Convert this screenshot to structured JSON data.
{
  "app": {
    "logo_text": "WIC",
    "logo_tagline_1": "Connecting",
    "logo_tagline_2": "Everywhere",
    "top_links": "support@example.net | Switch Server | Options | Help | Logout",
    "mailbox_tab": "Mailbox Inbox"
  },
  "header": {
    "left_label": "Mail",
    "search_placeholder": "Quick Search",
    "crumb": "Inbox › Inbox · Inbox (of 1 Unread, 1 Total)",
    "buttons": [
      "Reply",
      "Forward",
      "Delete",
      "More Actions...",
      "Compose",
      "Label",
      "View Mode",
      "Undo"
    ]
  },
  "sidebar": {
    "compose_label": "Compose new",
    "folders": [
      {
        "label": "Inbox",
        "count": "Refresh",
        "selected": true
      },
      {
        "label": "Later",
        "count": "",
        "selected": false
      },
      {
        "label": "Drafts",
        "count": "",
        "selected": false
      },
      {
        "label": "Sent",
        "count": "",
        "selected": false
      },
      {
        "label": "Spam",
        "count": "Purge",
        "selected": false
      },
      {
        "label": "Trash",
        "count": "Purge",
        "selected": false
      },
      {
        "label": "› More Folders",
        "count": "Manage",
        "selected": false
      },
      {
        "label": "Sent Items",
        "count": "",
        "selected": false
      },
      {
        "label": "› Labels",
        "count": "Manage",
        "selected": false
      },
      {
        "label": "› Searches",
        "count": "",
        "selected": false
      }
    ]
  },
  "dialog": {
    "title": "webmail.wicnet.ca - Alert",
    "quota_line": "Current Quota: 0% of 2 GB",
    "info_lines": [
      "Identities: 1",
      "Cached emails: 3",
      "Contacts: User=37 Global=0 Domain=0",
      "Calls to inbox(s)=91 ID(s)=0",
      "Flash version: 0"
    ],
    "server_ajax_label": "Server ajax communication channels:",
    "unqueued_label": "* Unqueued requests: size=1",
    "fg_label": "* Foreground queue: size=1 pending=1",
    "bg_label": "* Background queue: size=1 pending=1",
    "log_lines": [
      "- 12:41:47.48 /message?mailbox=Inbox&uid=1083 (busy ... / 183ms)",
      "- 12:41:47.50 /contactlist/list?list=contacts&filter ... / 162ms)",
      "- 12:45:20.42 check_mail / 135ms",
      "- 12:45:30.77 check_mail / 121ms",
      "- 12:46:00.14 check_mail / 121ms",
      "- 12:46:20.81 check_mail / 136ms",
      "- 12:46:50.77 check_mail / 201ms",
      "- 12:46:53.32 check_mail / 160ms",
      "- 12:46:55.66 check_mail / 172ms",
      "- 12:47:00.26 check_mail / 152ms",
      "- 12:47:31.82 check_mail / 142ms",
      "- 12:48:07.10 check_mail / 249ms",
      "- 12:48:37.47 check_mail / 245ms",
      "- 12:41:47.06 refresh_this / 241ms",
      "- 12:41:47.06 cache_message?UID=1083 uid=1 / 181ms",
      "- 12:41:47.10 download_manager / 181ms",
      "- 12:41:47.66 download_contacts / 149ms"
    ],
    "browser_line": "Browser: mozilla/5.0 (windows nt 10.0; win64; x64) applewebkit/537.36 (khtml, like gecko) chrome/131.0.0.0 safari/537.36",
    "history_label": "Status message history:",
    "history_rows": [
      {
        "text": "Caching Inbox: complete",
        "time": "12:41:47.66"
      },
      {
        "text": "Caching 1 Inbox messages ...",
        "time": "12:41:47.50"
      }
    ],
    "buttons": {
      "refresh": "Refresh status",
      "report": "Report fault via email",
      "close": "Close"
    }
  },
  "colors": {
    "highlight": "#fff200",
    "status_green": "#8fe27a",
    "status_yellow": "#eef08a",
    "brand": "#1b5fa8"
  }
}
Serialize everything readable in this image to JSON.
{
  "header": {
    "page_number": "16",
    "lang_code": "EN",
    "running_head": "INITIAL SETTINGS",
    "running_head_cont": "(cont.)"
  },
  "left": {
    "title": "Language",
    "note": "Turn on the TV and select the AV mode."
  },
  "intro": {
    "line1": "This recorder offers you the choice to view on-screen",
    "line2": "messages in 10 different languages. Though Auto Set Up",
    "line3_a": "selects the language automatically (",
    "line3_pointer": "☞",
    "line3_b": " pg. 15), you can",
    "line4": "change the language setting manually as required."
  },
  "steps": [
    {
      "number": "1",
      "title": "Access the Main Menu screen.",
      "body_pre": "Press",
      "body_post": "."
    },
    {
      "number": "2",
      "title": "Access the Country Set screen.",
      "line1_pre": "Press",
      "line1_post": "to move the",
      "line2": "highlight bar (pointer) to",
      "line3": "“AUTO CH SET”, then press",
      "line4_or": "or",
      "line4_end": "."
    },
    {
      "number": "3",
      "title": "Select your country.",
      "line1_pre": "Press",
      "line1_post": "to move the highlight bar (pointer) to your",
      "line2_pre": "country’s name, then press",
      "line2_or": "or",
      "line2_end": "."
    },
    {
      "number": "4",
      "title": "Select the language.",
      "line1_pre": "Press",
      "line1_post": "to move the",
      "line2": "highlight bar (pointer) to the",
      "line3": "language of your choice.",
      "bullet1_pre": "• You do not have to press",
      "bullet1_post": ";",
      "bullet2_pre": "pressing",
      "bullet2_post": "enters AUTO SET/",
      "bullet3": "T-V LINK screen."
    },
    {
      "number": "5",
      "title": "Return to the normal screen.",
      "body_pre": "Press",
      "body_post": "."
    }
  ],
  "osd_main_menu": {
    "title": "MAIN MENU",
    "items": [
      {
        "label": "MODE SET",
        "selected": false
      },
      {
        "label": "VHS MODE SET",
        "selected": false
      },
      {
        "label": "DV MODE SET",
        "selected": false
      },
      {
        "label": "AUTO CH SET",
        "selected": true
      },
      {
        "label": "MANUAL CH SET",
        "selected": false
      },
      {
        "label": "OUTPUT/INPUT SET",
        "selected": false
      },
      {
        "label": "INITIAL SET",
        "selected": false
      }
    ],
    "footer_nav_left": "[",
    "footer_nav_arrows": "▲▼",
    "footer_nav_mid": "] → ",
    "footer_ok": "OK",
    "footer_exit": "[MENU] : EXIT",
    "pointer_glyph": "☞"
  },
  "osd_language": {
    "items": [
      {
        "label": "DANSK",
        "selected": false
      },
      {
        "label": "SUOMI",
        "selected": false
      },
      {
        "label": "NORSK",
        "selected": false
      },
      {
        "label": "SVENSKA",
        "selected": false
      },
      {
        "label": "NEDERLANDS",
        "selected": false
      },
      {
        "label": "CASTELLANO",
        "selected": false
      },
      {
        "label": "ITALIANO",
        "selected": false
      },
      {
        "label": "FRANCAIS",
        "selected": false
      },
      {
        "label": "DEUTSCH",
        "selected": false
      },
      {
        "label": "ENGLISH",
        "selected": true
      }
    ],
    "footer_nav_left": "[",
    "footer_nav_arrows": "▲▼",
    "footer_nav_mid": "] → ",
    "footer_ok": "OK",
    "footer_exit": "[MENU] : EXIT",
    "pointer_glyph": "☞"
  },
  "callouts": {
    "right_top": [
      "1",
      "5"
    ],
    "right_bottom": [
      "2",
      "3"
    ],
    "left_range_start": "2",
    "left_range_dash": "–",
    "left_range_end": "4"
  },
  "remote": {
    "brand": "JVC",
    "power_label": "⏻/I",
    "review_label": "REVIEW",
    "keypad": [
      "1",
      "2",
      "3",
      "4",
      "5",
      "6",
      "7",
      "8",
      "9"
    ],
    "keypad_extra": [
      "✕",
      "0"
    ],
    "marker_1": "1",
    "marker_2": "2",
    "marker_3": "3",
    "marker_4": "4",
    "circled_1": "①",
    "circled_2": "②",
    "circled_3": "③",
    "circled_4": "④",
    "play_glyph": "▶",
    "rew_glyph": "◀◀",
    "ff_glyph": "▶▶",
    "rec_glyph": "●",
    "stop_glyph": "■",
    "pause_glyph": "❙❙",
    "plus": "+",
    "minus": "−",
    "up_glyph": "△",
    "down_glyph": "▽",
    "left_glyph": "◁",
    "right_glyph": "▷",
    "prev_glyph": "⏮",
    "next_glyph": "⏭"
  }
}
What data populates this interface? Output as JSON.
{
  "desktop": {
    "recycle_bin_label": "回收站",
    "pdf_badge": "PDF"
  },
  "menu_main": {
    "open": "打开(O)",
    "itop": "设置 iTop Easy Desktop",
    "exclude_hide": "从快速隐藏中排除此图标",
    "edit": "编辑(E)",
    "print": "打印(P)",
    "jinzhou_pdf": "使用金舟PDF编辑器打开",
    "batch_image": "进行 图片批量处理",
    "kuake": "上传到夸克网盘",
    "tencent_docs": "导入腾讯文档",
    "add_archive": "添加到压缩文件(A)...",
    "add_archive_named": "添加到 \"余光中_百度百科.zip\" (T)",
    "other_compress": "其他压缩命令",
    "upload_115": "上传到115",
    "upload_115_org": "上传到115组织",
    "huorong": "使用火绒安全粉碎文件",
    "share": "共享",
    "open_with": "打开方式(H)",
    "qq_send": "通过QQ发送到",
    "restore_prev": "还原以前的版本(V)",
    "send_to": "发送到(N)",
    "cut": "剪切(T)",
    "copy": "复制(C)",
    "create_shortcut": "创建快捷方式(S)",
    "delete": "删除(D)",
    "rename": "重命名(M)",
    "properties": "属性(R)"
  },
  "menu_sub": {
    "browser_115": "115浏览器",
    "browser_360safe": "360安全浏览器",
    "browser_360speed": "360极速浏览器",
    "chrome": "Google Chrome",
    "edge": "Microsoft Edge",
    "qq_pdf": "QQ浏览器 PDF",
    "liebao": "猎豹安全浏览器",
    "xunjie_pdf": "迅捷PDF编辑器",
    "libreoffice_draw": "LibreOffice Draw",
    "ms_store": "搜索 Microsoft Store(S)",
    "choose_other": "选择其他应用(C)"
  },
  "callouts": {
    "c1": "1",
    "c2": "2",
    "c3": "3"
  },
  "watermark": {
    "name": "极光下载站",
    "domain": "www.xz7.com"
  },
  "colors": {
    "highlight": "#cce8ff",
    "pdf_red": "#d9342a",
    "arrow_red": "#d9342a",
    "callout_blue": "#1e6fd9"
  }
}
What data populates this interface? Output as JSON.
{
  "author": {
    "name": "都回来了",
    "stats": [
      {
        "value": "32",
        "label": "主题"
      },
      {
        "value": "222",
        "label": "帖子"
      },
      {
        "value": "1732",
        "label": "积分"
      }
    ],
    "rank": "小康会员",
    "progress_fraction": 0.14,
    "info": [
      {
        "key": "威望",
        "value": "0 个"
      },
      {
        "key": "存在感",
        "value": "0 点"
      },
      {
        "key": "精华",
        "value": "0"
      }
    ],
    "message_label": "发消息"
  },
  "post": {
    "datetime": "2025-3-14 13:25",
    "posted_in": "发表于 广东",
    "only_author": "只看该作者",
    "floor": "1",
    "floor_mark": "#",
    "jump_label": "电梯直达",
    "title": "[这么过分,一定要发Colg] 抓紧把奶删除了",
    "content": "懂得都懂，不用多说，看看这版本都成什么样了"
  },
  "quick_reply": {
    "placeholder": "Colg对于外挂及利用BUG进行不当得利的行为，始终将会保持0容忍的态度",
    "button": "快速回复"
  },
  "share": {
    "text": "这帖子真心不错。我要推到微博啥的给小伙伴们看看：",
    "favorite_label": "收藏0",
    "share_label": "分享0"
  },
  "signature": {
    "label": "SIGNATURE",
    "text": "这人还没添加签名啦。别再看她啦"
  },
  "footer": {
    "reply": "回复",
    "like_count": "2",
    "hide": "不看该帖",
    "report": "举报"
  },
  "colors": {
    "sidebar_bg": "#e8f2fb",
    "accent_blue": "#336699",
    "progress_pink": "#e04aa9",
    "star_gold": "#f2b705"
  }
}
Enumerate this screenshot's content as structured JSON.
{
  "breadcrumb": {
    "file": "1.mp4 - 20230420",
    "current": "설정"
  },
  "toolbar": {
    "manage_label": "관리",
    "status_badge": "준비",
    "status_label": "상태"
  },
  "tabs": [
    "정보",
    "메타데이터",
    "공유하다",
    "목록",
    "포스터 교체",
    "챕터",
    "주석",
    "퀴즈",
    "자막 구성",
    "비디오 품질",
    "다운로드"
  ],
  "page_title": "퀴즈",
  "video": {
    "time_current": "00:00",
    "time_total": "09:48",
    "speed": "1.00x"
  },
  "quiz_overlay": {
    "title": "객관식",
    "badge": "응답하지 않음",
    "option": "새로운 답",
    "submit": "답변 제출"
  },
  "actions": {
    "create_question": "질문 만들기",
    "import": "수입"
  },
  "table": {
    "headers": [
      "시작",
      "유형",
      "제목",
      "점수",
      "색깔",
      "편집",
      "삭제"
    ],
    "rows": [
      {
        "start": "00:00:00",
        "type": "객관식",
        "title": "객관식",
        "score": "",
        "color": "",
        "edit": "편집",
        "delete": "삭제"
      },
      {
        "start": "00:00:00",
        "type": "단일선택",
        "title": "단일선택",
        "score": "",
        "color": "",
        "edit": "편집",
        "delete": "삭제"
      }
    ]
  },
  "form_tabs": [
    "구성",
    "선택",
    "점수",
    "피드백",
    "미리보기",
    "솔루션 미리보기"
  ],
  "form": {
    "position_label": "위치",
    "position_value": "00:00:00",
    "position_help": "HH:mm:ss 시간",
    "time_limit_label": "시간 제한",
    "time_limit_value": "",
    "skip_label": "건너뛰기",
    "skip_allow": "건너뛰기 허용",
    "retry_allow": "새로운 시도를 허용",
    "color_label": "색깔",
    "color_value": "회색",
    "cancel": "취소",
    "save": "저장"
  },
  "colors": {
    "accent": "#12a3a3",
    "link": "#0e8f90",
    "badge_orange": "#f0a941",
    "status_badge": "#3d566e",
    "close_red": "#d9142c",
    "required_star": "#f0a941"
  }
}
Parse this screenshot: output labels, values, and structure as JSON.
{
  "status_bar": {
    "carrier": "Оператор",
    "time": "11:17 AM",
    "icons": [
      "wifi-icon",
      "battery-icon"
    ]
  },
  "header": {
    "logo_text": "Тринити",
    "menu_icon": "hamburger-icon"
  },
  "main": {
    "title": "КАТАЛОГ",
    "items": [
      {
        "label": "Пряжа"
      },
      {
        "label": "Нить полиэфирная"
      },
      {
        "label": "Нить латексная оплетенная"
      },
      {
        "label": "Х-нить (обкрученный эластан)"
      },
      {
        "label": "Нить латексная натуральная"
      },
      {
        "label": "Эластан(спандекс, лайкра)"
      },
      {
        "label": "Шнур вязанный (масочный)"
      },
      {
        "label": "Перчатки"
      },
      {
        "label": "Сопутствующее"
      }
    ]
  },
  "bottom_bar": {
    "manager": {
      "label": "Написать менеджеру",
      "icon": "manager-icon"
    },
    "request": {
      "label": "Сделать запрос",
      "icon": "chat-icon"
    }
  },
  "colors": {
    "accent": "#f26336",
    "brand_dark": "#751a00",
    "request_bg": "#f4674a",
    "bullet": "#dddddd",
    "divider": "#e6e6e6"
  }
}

> Problem: Output the lines from the line containing "Parse this screenshot: output" to the end, both included; add nothing.

> Right answer:
Parse this screenshot: output labels, values, and structure as JSON.
{
  "status_bar": {
    "carrier": "Оператор",
    "time": "11:17 AM",
    "icons": [
      "wifi-icon",
      "battery-icon"
    ]
  },
  "header": {
    "logo_text": "Тринити",
    "menu_icon": "hamburger-icon"
  },
  "main": {
    "title": "КАТАЛОГ",
    "items": [
      {
        "label": "Пряжа"
      },
      {
        "label": "Нить полиэфирная"
      },
      {
        "label": "Нить латексная оплетенная"
      },
      {
        "label": "Х-нить (обкрученный эластан)"
      },
      {
        "label": "Нить латексная натуральная"
      },
      {
        "label": "Эластан(спандекс, лайкра)"
      },
      {
        "label": "Шнур вязанный (масочный)"
      },
      {
        "label": "Перчатки"
      },
      {
        "label": "Сопутствующее"
      }
    ]
  },
  "bottom_bar": {
    "manager": {
      "label": "Написать менеджеру",
      "icon": "manager-icon"
    },
    "request": {
      "label": "Сделать запрос",
      "icon": "chat-icon"
    }
  },
  "colors": {
    "accent": "#f26336",
    "brand_dark": "#751a00",
    "request_bg": "#f4674a",
    "bullet": "#dddddd",
    "divider": "#e6e6e6"
  }
}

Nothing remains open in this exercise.